Written instruction:
Every line below is to be copied exactly, with the pictures left out.

Stored entries:
══════════

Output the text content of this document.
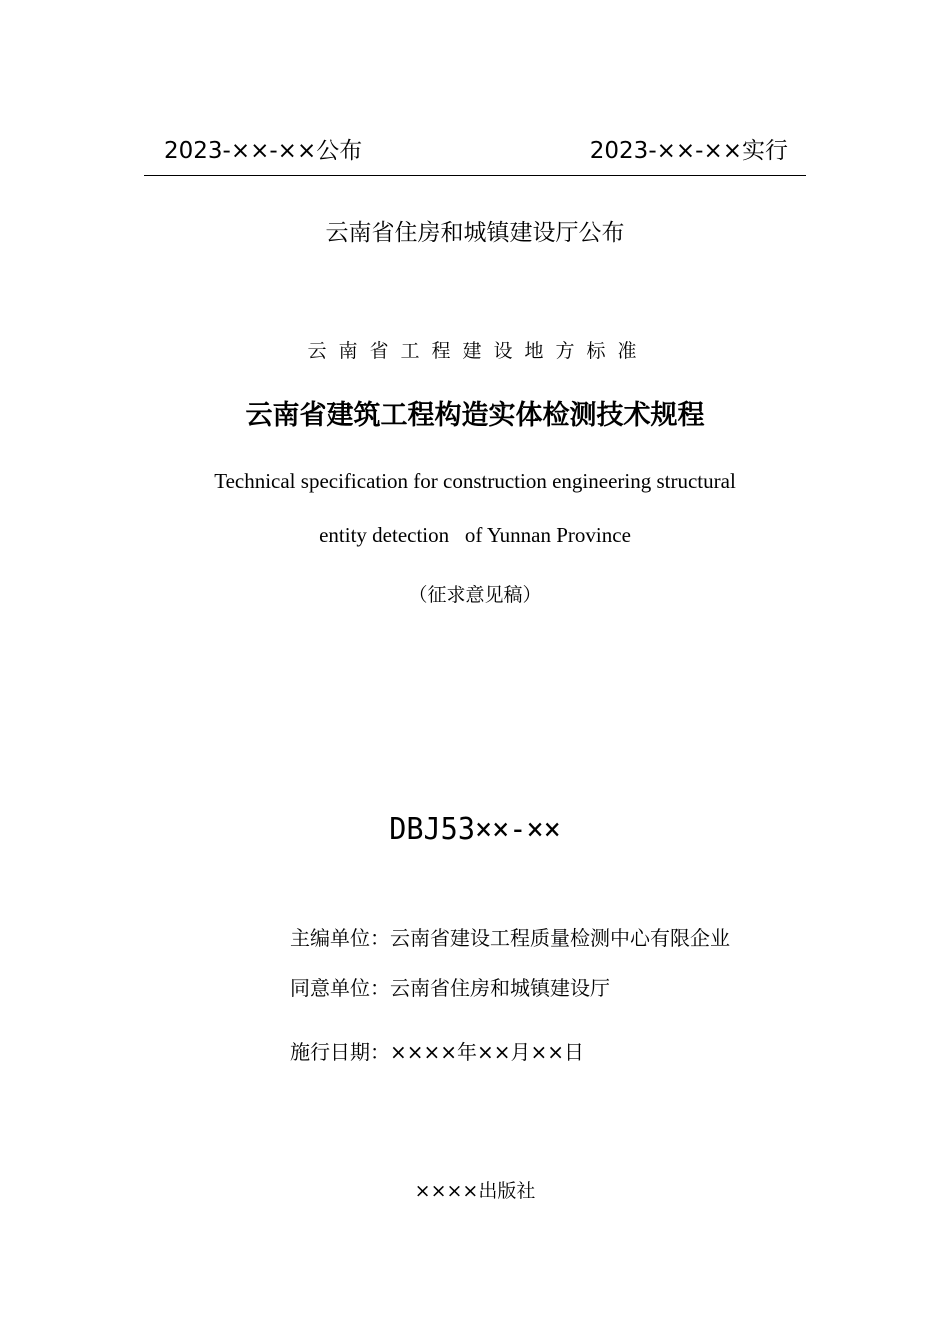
2023-××-××公布	2023-××-××实行
云南省住房和城镇建设厅公布
云南省工程建设地方标准
云南省建筑工程构造实体检测技术规程
Technical specification for construction engineering structural
entity detection   of Yunnan Province
（征求意见稿）
DBJ53××-××
主编单位：云南省建设工程质量检测中心有限企业
同意单位：云南省住房和城镇建设厅
施行日期：××××年××月××日
××××出版社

══════════

Exercise result:
Output the text content of this document.
2023-××-××公布	2023-××-××实行
云南省住房和城镇建设厅公布
云南省工程建设地方标准
云南省建筑工程构造实体检测技术规程
Technical specification for construction engineering structural
entity detection   of Yunnan Province
（征求意见稿）
DBJ53××-××
主编单位：云南省建设工程质量检测中心有限企业
同意单位：云南省住房和城镇建设厅
施行日期：××××年××月××日
××××出版社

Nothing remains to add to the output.